Task description: Filter the entries, keeping every line with the word "true".

Records:
-=-=-=-=-

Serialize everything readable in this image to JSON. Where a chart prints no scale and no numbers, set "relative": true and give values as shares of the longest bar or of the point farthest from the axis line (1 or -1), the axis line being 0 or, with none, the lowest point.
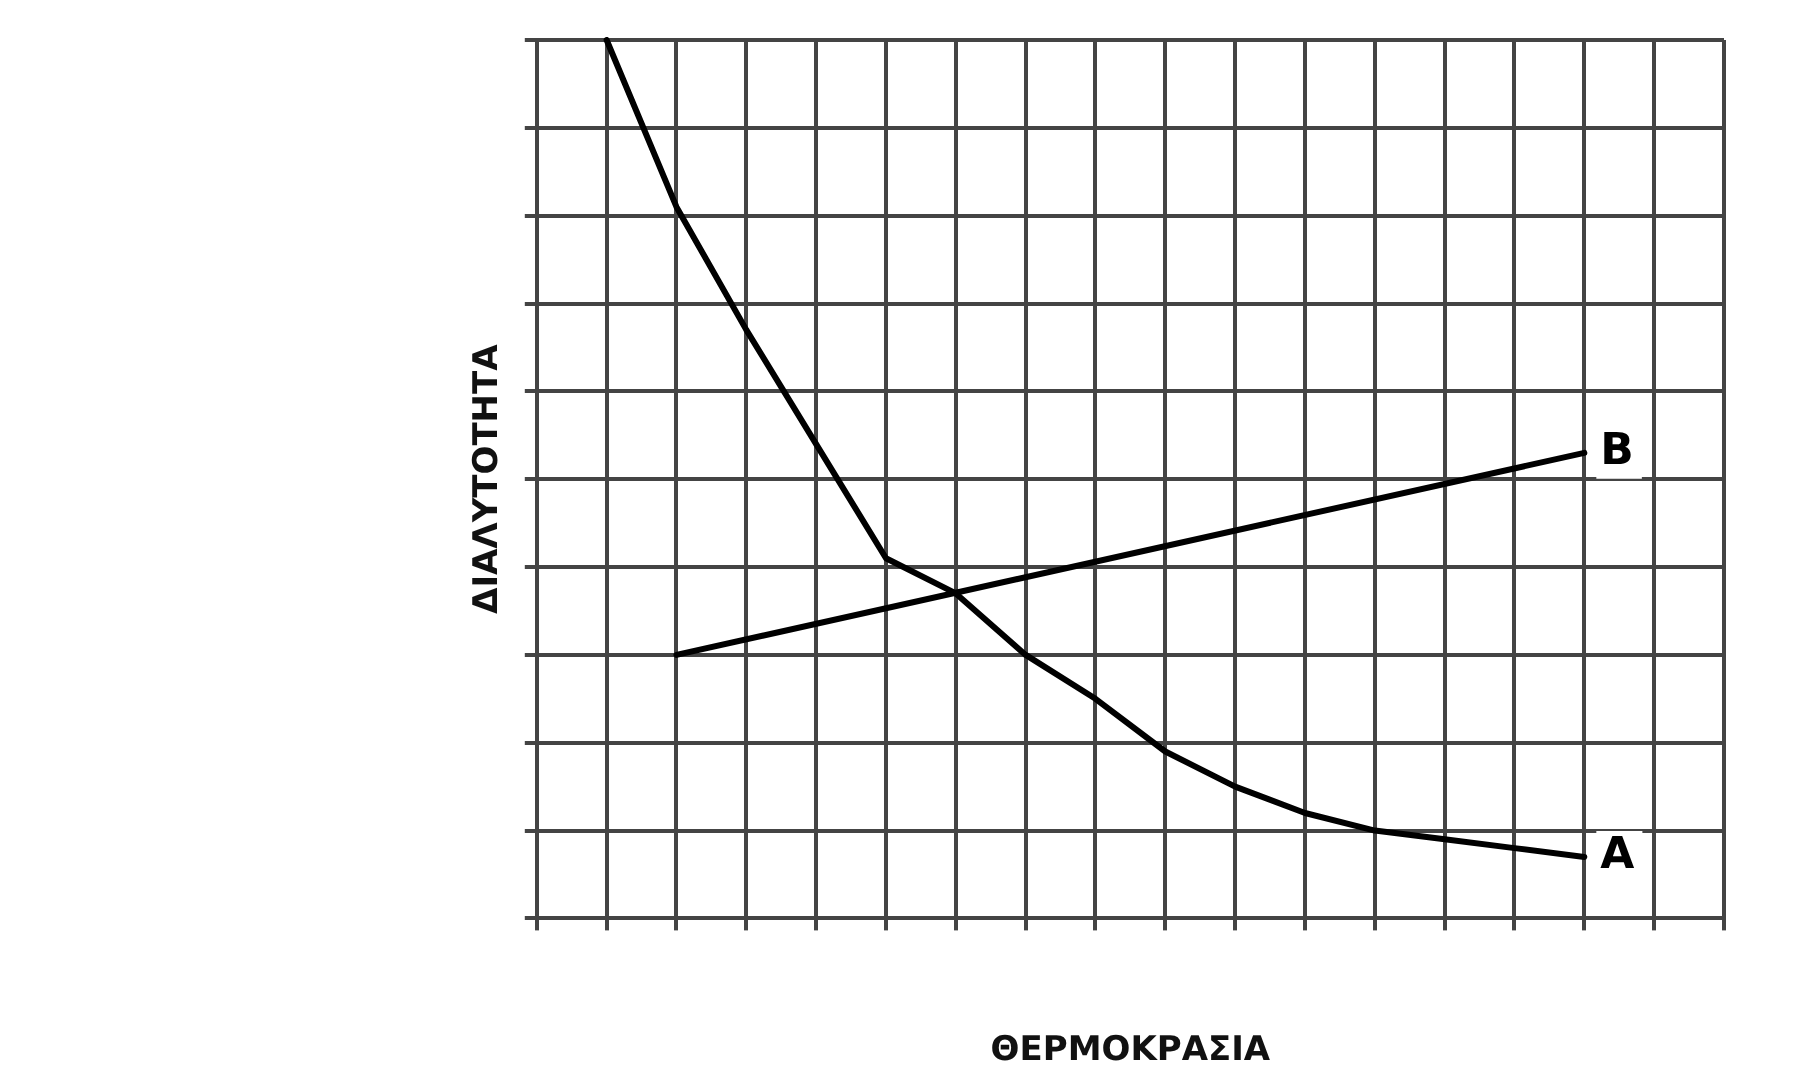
{
  "chart_data": {
    "type": "line",
    "xlabel": "ΘΕΡΜΟΚΡΑΣΙΑ",
    "ylabel": "ΔΙΑΛΥΤΟΤΗΤΑ",
    "relative": true,
    "grid": true,
    "legend": false,
    "marker": "none",
    "line_style": "solid",
    "categories": [
      null,
      null,
      null,
      null,
      null,
      null,
      null,
      null,
      null,
      null,
      null,
      null,
      null,
      null,
      null,
      null,
      null,
      null
    ],
    "series": [
      {
        "name": "A",
        "color": "#000000",
        "values": [
          null,
          1,
          0.81,
          0.67,
          0.54,
          0.41,
          0.37,
          0.3,
          0.25,
          0.19,
          0.15,
          0.12,
          0.1,
          0.09,
          0.08,
          0.07,
          null,
          null
        ]
      },
      {
        "name": "B",
        "color": "#000000",
        "values": [
          null,
          null,
          0.3,
          null,
          null,
          null,
          null,
          null,
          null,
          null,
          null,
          null,
          null,
          null,
          null,
          0.53,
          null,
          null
        ]
      }
    ]
  }
}
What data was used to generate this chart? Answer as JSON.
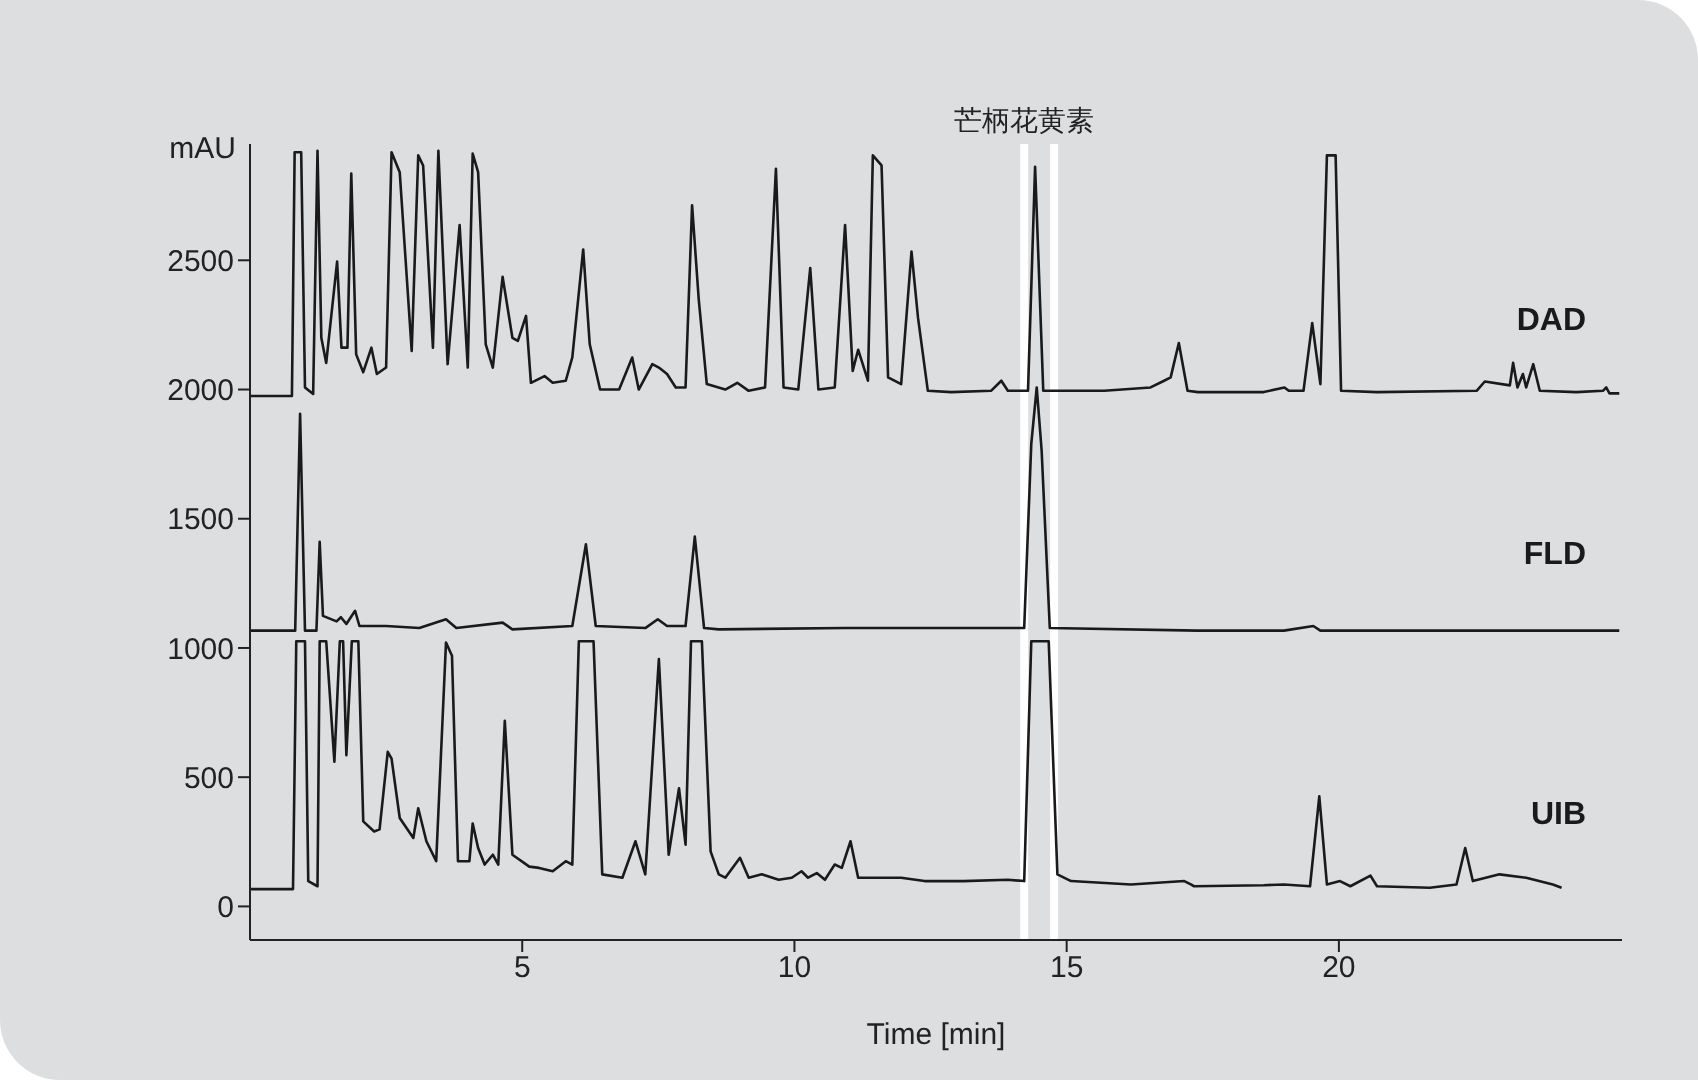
{
  "chart_data": {
    "type": "line",
    "xlabel": "Time [min]",
    "ylabel": "mAU",
    "xlim": [
      0,
      25.2
    ],
    "xticks": [
      5,
      10,
      15,
      20
    ],
    "ylim": [
      -130,
      2950
    ],
    "yticks": [
      0,
      500,
      1000,
      1500,
      2000,
      2500
    ],
    "ref_lines": [
      {
        "axis": "x",
        "value": 14.22,
        "label": "芒柄花黄素",
        "color": "#ffffff"
      },
      {
        "axis": "x",
        "value": 14.77,
        "color": "#ffffff"
      }
    ],
    "series": [
      {
        "name": "DAD",
        "color": "#1a1a1a",
        "x": [
          0,
          0.77,
          0.82,
          0.94,
          1.01,
          1.16,
          1.24,
          1.31,
          1.4,
          1.6,
          1.68,
          1.79,
          1.86,
          1.95,
          2.08,
          2.23,
          2.33,
          2.5,
          2.6,
          2.75,
          2.97,
          3.09,
          3.18,
          3.36,
          3.46,
          3.63,
          3.85,
          4.0,
          4.09,
          4.19,
          4.33,
          4.46,
          4.64,
          4.82,
          4.92,
          5.07,
          5.16,
          5.41,
          5.56,
          5.8,
          5.92,
          6.12,
          6.24,
          6.43,
          6.78,
          7.02,
          7.14,
          7.39,
          7.51,
          7.66,
          7.82,
          8.0,
          8.12,
          8.24,
          8.39,
          8.73,
          8.95,
          9.16,
          9.46,
          9.66,
          9.8,
          10.07,
          10.29,
          10.44,
          10.74,
          10.93,
          11.07,
          11.17,
          11.35,
          11.44,
          11.6,
          11.72,
          11.96,
          12.15,
          12.27,
          12.45,
          12.88,
          13.61,
          13.8,
          13.92,
          14.29,
          14.42,
          14.57,
          15.08,
          15.69,
          16.54,
          16.79,
          16.91,
          17.06,
          17.22,
          17.41,
          17.77,
          18.62,
          19.0,
          19.08,
          19.35,
          19.51,
          19.66,
          19.78,
          19.94,
          20.04,
          20.7,
          22.53,
          22.68,
          23.14,
          23.2,
          23.28,
          23.38,
          23.44,
          23.57,
          23.69,
          24.36,
          24.85,
          24.91,
          24.97,
          25.15
        ],
        "values": [
          1975,
          1975,
          2918,
          2918,
          2008,
          1983,
          2924,
          2200,
          2103,
          2495,
          2162,
          2162,
          2836,
          2136,
          2067,
          2162,
          2060,
          2085,
          2918,
          2841,
          2149,
          2906,
          2867,
          2162,
          2924,
          2098,
          2636,
          2085,
          2913,
          2841,
          2175,
          2085,
          2436,
          2200,
          2188,
          2285,
          2026,
          2052,
          2026,
          2034,
          2124,
          2542,
          2175,
          2000,
          2000,
          2124,
          2000,
          2098,
          2085,
          2060,
          2008,
          2008,
          2713,
          2354,
          2021,
          2000,
          2026,
          1995,
          2008,
          2854,
          2008,
          2000,
          2470,
          2000,
          2008,
          2636,
          2072,
          2154,
          2034,
          2906,
          2867,
          2047,
          2021,
          2534,
          2277,
          1995,
          1990,
          1995,
          2034,
          1995,
          1995,
          2862,
          1995,
          1995,
          1995,
          2008,
          2034,
          2047,
          2180,
          1995,
          1990,
          1990,
          1990,
          2008,
          1995,
          1995,
          2257,
          2021,
          2906,
          2906,
          1995,
          1990,
          1995,
          2031,
          2016,
          2103,
          2008,
          2060,
          2008,
          2098,
          1995,
          1990,
          1995,
          2008,
          1985,
          1985
        ]
      },
      {
        "name": "FLD",
        "color": "#1a1a1a",
        "x": [
          0,
          0.83,
          0.92,
          1.01,
          1.22,
          1.28,
          1.34,
          1.59,
          1.67,
          1.77,
          1.93,
          2.01,
          2.5,
          3.11,
          3.6,
          3.79,
          4.64,
          4.82,
          5.92,
          6.17,
          6.35,
          7.26,
          7.49,
          7.66,
          8.0,
          8.17,
          8.34,
          8.61,
          10.93,
          14.22,
          14.35,
          14.45,
          14.54,
          14.69,
          17.4,
          18.99,
          19.53,
          19.66,
          25.15
        ],
        "values": [
          1067,
          1067,
          1906,
          1067,
          1067,
          1411,
          1124,
          1103,
          1119,
          1093,
          1144,
          1085,
          1085,
          1077,
          1111,
          1077,
          1098,
          1072,
          1085,
          1401,
          1085,
          1077,
          1111,
          1085,
          1085,
          1431,
          1077,
          1072,
          1077,
          1077,
          1790,
          2008,
          1765,
          1077,
          1067,
          1067,
          1085,
          1067,
          1067
        ]
      },
      {
        "name": "UIB",
        "color": "#1a1a1a",
        "x": [
          0,
          0.79,
          0.85,
          1.01,
          1.07,
          1.24,
          1.28,
          1.4,
          1.55,
          1.65,
          1.71,
          1.77,
          1.87,
          1.99,
          2.08,
          2.28,
          2.38,
          2.53,
          2.6,
          2.75,
          3.0,
          3.09,
          3.24,
          3.42,
          3.6,
          3.71,
          3.82,
          4.03,
          4.09,
          4.19,
          4.31,
          4.46,
          4.56,
          4.68,
          4.82,
          5.13,
          5.31,
          5.56,
          5.8,
          5.92,
          6.04,
          6.31,
          6.47,
          6.84,
          7.08,
          7.26,
          7.51,
          7.69,
          7.88,
          8.0,
          8.1,
          8.3,
          8.46,
          8.61,
          8.73,
          9.0,
          9.16,
          9.4,
          9.71,
          9.95,
          10.13,
          10.25,
          10.41,
          10.56,
          10.74,
          10.87,
          11.03,
          11.17,
          11.6,
          11.96,
          12.39,
          13.1,
          13.92,
          14.22,
          14.35,
          14.67,
          14.83,
          15.08,
          16.18,
          17.16,
          17.28,
          17.34,
          18.62,
          18.99,
          19.47,
          19.64,
          19.78,
          20.02,
          20.21,
          20.58,
          20.7,
          21.67,
          22.16,
          22.32,
          22.46,
          22.95,
          23.44,
          23.93,
          24.09
        ],
        "values": [
          67,
          67,
          1026,
          1026,
          98,
          78,
          1026,
          1026,
          560,
          1026,
          1026,
          585,
          1026,
          1026,
          329,
          290,
          298,
          598,
          572,
          342,
          265,
          380,
          252,
          175,
          1021,
          970,
          175,
          175,
          321,
          226,
          162,
          200,
          162,
          718,
          200,
          154,
          149,
          136,
          175,
          162,
          1026,
          1026,
          124,
          111,
          252,
          124,
          957,
          200,
          457,
          239,
          1026,
          1026,
          213,
          124,
          111,
          188,
          111,
          124,
          103,
          111,
          136,
          111,
          129,
          103,
          162,
          149,
          252,
          111,
          111,
          111,
          98,
          98,
          103,
          98,
          1026,
          1026,
          124,
          98,
          85,
          98,
          85,
          78,
          82,
          85,
          78,
          426,
          85,
          98,
          78,
          119,
          78,
          72,
          85,
          226,
          98,
          124,
          111,
          85,
          72
        ]
      }
    ]
  }
}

-=-=-=-=-

Task solution:
Serialize everything readable in this image to JSON. Where a chart prints no scale and no numbers, set "relative": true and give values as shares of the longest bar or of the point farthest from the axis line (1 or -1), the axis line being 0 or, with none, the lowest point.
    "relative": true,
    "grid": true,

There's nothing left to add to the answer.